[Aim]:
Keep only the lines where "right" appears.

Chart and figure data

****************

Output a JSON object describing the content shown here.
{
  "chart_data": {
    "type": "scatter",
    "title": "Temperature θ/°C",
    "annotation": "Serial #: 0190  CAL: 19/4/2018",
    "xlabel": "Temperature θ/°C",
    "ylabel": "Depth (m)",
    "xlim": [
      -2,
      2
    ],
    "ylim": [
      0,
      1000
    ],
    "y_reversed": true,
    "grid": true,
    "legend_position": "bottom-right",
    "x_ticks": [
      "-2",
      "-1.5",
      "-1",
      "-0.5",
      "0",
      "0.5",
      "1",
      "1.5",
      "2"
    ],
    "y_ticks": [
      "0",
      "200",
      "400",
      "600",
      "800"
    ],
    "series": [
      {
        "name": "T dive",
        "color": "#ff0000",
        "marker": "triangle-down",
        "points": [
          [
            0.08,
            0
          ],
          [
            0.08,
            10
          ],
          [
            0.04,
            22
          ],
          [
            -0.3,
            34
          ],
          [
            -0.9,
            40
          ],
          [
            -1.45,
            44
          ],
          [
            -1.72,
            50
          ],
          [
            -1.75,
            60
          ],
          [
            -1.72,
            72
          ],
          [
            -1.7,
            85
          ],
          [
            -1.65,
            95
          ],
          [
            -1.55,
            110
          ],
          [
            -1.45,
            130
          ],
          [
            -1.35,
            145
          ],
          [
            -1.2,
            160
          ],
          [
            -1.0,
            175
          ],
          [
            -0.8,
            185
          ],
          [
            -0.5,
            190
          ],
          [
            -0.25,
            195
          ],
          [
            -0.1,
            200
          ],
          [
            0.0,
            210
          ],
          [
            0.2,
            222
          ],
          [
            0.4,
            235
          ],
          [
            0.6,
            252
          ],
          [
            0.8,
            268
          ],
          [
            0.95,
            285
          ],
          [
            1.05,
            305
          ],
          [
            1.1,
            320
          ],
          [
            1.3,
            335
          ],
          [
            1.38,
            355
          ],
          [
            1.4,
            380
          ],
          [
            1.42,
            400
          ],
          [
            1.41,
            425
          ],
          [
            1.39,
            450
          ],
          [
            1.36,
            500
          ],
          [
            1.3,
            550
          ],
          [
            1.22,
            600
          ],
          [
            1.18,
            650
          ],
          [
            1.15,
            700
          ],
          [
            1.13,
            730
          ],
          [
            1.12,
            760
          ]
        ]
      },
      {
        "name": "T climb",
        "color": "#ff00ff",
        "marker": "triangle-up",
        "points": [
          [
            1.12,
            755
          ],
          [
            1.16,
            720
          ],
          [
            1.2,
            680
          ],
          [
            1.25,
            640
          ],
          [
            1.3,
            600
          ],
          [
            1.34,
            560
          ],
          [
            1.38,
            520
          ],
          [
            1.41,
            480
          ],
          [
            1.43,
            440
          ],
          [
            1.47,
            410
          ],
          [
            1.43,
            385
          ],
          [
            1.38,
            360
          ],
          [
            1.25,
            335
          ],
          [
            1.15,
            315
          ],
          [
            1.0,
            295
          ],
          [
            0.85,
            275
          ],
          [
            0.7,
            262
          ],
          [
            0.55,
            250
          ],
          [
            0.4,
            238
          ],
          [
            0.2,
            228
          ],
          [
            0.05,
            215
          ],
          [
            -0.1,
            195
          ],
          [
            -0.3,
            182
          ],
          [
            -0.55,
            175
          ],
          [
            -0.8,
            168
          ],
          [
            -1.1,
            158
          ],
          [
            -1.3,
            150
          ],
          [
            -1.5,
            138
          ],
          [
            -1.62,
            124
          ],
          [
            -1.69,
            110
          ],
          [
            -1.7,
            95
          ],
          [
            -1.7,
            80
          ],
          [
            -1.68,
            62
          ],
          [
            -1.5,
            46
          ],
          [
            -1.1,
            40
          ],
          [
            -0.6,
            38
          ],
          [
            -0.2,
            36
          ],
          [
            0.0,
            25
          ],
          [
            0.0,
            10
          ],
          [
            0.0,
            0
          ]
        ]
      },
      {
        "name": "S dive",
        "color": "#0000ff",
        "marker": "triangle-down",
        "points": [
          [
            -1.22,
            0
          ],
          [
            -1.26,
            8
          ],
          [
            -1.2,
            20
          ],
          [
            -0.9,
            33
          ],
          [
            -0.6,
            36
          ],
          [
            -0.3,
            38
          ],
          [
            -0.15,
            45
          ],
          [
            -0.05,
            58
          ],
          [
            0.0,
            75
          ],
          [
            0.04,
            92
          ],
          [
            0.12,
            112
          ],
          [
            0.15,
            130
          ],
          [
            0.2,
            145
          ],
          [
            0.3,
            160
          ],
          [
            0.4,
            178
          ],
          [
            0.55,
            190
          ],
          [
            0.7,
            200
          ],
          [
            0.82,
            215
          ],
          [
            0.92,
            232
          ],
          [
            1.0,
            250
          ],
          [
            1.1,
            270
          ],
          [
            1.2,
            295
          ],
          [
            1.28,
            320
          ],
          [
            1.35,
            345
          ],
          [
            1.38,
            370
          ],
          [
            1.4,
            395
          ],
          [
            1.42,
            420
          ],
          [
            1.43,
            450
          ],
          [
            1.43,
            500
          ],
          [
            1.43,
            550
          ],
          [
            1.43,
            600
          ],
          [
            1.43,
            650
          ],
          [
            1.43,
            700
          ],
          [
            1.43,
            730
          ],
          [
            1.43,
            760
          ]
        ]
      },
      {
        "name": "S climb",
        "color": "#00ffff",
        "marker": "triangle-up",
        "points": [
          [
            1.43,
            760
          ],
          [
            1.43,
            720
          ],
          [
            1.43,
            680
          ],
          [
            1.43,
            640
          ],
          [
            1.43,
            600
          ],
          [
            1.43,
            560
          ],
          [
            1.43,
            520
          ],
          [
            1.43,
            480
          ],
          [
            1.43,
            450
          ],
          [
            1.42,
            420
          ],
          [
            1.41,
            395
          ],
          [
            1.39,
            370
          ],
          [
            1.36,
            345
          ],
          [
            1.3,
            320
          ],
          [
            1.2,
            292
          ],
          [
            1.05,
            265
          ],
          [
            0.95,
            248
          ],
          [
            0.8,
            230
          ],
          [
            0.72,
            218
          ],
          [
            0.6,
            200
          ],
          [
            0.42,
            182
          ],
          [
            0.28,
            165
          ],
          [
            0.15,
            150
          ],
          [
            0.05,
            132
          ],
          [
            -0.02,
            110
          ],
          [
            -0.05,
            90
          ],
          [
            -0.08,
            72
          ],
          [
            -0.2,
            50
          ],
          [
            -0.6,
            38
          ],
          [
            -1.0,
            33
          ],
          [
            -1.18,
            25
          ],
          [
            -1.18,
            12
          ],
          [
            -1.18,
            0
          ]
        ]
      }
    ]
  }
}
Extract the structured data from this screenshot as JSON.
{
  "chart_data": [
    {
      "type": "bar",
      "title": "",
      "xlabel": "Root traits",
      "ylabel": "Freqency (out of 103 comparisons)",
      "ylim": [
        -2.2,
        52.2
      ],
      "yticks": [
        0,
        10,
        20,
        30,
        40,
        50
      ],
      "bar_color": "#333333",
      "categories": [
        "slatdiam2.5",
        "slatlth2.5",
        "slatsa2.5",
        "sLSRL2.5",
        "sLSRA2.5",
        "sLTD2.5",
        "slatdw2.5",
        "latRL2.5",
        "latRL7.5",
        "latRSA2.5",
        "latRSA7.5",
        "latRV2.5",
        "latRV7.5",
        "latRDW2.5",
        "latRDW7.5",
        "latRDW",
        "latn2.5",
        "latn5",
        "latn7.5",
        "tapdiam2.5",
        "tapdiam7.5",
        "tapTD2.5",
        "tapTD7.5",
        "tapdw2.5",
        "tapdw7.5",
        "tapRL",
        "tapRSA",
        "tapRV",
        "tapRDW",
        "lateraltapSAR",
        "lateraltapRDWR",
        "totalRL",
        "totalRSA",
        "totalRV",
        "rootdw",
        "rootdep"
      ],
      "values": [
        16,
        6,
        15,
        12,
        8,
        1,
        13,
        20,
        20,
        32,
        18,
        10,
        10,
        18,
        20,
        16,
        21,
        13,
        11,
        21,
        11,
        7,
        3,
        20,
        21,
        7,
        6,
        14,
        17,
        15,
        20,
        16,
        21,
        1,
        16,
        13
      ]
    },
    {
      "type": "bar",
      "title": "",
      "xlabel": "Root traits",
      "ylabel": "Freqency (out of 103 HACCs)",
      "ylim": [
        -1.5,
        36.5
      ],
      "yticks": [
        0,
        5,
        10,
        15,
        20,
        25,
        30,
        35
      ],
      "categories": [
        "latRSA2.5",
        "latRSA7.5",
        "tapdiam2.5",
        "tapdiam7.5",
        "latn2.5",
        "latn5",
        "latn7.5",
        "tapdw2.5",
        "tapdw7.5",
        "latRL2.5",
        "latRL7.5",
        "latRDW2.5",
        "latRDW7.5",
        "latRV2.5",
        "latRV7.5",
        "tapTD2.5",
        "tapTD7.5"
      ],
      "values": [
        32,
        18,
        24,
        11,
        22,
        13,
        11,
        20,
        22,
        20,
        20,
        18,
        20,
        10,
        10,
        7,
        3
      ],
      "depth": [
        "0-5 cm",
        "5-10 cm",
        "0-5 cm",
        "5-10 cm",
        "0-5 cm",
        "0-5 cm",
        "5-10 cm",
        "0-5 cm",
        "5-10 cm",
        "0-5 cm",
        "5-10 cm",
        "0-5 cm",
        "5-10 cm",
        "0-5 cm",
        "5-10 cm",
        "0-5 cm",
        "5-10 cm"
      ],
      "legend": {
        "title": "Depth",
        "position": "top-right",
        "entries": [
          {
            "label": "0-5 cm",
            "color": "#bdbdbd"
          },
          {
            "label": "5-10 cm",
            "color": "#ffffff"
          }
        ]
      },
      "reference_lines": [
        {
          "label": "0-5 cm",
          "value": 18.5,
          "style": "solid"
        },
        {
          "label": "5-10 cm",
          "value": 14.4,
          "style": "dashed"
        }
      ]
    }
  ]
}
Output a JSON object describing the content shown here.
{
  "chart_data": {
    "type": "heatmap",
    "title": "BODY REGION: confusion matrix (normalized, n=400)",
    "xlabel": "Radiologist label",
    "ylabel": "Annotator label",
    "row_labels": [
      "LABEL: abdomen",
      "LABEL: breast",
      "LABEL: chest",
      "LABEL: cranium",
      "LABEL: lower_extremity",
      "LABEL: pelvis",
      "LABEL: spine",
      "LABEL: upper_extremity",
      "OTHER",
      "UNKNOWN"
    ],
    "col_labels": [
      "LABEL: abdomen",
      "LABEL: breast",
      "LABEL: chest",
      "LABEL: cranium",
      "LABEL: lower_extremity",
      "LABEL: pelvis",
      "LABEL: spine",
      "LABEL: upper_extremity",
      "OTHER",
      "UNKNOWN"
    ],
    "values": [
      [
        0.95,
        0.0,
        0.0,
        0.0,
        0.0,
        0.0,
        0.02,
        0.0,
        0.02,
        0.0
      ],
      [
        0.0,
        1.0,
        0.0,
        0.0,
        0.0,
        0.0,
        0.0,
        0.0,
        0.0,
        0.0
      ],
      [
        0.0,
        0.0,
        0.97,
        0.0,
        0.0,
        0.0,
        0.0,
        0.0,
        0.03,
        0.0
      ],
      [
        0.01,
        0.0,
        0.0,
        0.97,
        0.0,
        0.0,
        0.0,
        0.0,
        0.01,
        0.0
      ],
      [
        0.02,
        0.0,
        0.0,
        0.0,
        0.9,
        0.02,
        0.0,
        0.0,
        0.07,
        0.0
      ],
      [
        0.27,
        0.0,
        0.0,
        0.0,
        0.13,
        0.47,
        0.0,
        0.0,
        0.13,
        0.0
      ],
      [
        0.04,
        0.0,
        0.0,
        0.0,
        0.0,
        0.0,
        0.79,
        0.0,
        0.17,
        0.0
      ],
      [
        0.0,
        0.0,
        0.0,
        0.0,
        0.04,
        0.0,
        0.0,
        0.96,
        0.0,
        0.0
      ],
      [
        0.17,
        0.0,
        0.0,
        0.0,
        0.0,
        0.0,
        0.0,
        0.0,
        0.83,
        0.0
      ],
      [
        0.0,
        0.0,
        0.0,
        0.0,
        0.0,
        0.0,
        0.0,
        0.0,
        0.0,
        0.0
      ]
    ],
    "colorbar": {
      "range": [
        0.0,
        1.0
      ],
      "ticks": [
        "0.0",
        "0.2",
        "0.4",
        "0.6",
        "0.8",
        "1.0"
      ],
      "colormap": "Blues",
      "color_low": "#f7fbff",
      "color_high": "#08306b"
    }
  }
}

****************

[Response to this exercise]:
    "legend_position": "bottom-right",
        "position": "top-right",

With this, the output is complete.